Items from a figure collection

—————

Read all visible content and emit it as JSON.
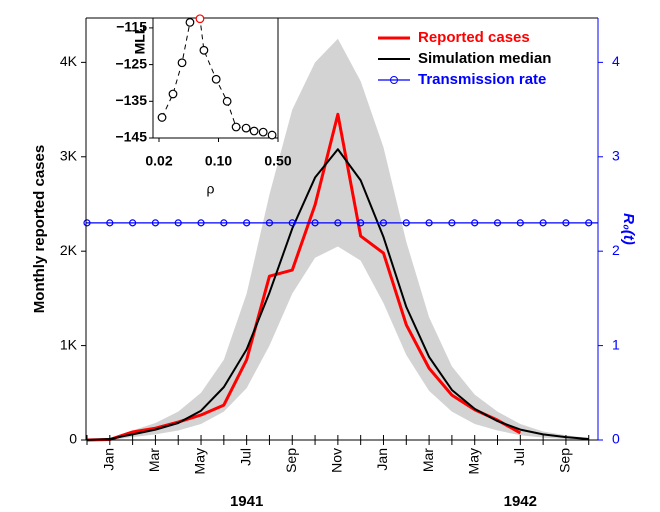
{
  "chart_data": [
    {
      "type": "line",
      "y_label": "Monthly reported cases",
      "y2_label": "R₀(t)",
      "categories": [
        null,
        "Jan",
        null,
        "Mar",
        null,
        "May",
        null,
        "Jul",
        null,
        "Sep",
        null,
        "Nov",
        null,
        "Jan",
        null,
        "Mar",
        null,
        "May",
        null,
        "Jul",
        null,
        "Sep",
        null
      ],
      "years": [
        "1941",
        "1942"
      ],
      "ylim": [
        0,
        4470
      ],
      "yticks": [
        0,
        {
          "value": 1000,
          "label": "1K"
        },
        {
          "value": 2000,
          "label": "2K"
        },
        {
          "value": 3000,
          "label": "3K"
        },
        {
          "value": 4000,
          "label": "4K"
        }
      ],
      "y2lim": [
        0,
        4.47
      ],
      "y2ticks": [
        0,
        1,
        2,
        3,
        4
      ],
      "y2_color": "#0000ff",
      "legend": "upper right",
      "band": {
        "color": "#d3d3d3",
        "lower": [
          0,
          0,
          30,
          60,
          100,
          170,
          300,
          550,
          1000,
          1550,
          1930,
          2050,
          1900,
          1450,
          900,
          520,
          300,
          170,
          100,
          50,
          25,
          10,
          0
        ],
        "upper": [
          0,
          20,
          100,
          180,
          300,
          500,
          850,
          1550,
          2600,
          3500,
          4000,
          4250,
          3800,
          3100,
          2100,
          1300,
          780,
          480,
          300,
          170,
          90,
          50,
          20
        ]
      },
      "series": [
        {
          "name": "Reported cases",
          "color": "#ff0000",
          "width": 3,
          "values": [
            0,
            5,
            85,
            125,
            190,
            265,
            370,
            850,
            1735,
            1800,
            2490,
            3450,
            2160,
            1980,
            1220,
            760,
            475,
            320,
            210,
            75,
            null,
            null,
            null
          ]
        },
        {
          "name": "Simulation median",
          "color": "#000000",
          "width": 2,
          "values": [
            0,
            10,
            60,
            110,
            180,
            310,
            560,
            960,
            1560,
            2240,
            2780,
            3080,
            2750,
            2150,
            1410,
            880,
            530,
            330,
            200,
            110,
            60,
            30,
            10
          ]
        },
        {
          "name": "Transmission rate",
          "color": "#0000ff",
          "width": 1.2,
          "axis": "y2",
          "marker": "circle",
          "values": [
            2.3,
            2.3,
            2.3,
            2.3,
            2.3,
            2.3,
            2.3,
            2.3,
            2.3,
            2.3,
            2.3,
            2.3,
            2.3,
            2.3,
            2.3,
            2.3,
            2.3,
            2.3,
            2.3,
            2.3,
            2.3,
            2.3,
            2.3
          ]
        }
      ]
    },
    {
      "type": "scatter",
      "x_label": "ρ",
      "y_label": "MLL",
      "xscale": "log",
      "xlim": [
        0.017,
        0.5
      ],
      "xticks": [
        0.02,
        {
          "value": 0.1,
          "label": "0.10"
        },
        {
          "value": 0.5,
          "label": "0.50"
        }
      ],
      "ylim": [
        -145,
        -112.3
      ],
      "yticks": [
        {
          "value": -115,
          "label": "−115"
        },
        {
          "value": -125,
          "label": "−125"
        },
        {
          "value": -135,
          "label": "−135"
        },
        {
          "value": -145,
          "label": "−145"
        }
      ],
      "x": [
        0.0217,
        0.0292,
        0.0373,
        0.0462,
        0.0606,
        0.0674,
        0.0939,
        0.1263,
        0.161,
        0.211,
        0.262,
        0.335,
        0.426
      ],
      "values": [
        -139.4,
        -133,
        -124.5,
        -113.5,
        -112.5,
        -121.1,
        -129,
        -135,
        -142,
        -142.3,
        -143.1,
        -143.4,
        -144.2
      ],
      "point_colors": [
        "#000000",
        "#000000",
        "#000000",
        "#000000",
        "#ff0000",
        "#000000",
        "#000000",
        "#000000",
        "#000000",
        "#000000",
        "#000000",
        "#000000",
        "#000000"
      ]
    }
  ]
}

—————

__The task__
Make an exact reproduction of the listing above, without any pictures.

__The reply__
Read all visible content and emit it as JSON.
{
  "chart_data": [
    {
      "type": "line",
      "y_label": "Monthly reported cases",
      "y2_label": "R₀(t)",
      "categories": [
        null,
        "Jan",
        null,
        "Mar",
        null,
        "May",
        null,
        "Jul",
        null,
        "Sep",
        null,
        "Nov",
        null,
        "Jan",
        null,
        "Mar",
        null,
        "May",
        null,
        "Jul",
        null,
        "Sep",
        null
      ],
      "years": [
        "1941",
        "1942"
      ],
      "ylim": [
        0,
        4470
      ],
      "yticks": [
        0,
        {
          "value": 1000,
          "label": "1K"
        },
        {
          "value": 2000,
          "label": "2K"
        },
        {
          "value": 3000,
          "label": "3K"
        },
        {
          "value": 4000,
          "label": "4K"
        }
      ],
      "y2lim": [
        0,
        4.47
      ],
      "y2ticks": [
        0,
        1,
        2,
        3,
        4
      ],
      "y2_color": "#0000ff",
      "legend": "upper right",
      "band": {
        "color": "#d3d3d3",
        "lower": [
          0,
          0,
          30,
          60,
          100,
          170,
          300,
          550,
          1000,
          1550,
          1930,
          2050,
          1900,
          1450,
          900,
          520,
          300,
          170,
          100,
          50,
          25,
          10,
          0
        ],
        "upper": [
          0,
          20,
          100,
          180,
          300,
          500,
          850,
          1550,
          2600,
          3500,
          4000,
          4250,
          3800,
          3100,
          2100,
          1300,
          780,
          480,
          300,
          170,
          90,
          50,
          20
        ]
      },
      "series": [
        {
          "name": "Reported cases",
          "color": "#ff0000",
          "width": 3,
          "values": [
            0,
            5,
            85,
            125,
            190,
            265,
            370,
            850,
            1735,
            1800,
            2490,
            3450,
            2160,
            1980,
            1220,
            760,
            475,
            320,
            210,
            75,
            null,
            null,
            null
          ]
        },
        {
          "name": "Simulation median",
          "color": "#000000",
          "width": 2,
          "values": [
            0,
            10,
            60,
            110,
            180,
            310,
            560,
            960,
            1560,
            2240,
            2780,
            3080,
            2750,
            2150,
            1410,
            880,
            530,
            330,
            200,
            110,
            60,
            30,
            10
          ]
        },
        {
          "name": "Transmission rate",
          "color": "#0000ff",
          "width": 1.2,
          "axis": "y2",
          "marker": "circle",
          "values": [
            2.3,
            2.3,
            2.3,
            2.3,
            2.3,
            2.3,
            2.3,
            2.3,
            2.3,
            2.3,
            2.3,
            2.3,
            2.3,
            2.3,
            2.3,
            2.3,
            2.3,
            2.3,
            2.3,
            2.3,
            2.3,
            2.3,
            2.3
          ]
        }
      ]
    },
    {
      "type": "scatter",
      "x_label": "ρ",
      "y_label": "MLL",
      "xscale": "log",
      "xlim": [
        0.017,
        0.5
      ],
      "xticks": [
        0.02,
        {
          "value": 0.1,
          "label": "0.10"
        },
        {
          "value": 0.5,
          "label": "0.50"
        }
      ],
      "ylim": [
        -145,
        -112.3
      ],
      "yticks": [
        {
          "value": -115,
          "label": "−115"
        },
        {
          "value": -125,
          "label": "−125"
        },
        {
          "value": -135,
          "label": "−135"
        },
        {
          "value": -145,
          "label": "−145"
        }
      ],
      "x": [
        0.0217,
        0.0292,
        0.0373,
        0.0462,
        0.0606,
        0.0674,
        0.0939,
        0.1263,
        0.161,
        0.211,
        0.262,
        0.335,
        0.426
      ],
      "values": [
        -139.4,
        -133,
        -124.5,
        -113.5,
        -112.5,
        -121.1,
        -129,
        -135,
        -142,
        -142.3,
        -143.1,
        -143.4,
        -144.2
      ],
      "point_colors": [
        "#000000",
        "#000000",
        "#000000",
        "#000000",
        "#ff0000",
        "#000000",
        "#000000",
        "#000000",
        "#000000",
        "#000000",
        "#000000",
        "#000000",
        "#000000"
      ]
    }
  ]
}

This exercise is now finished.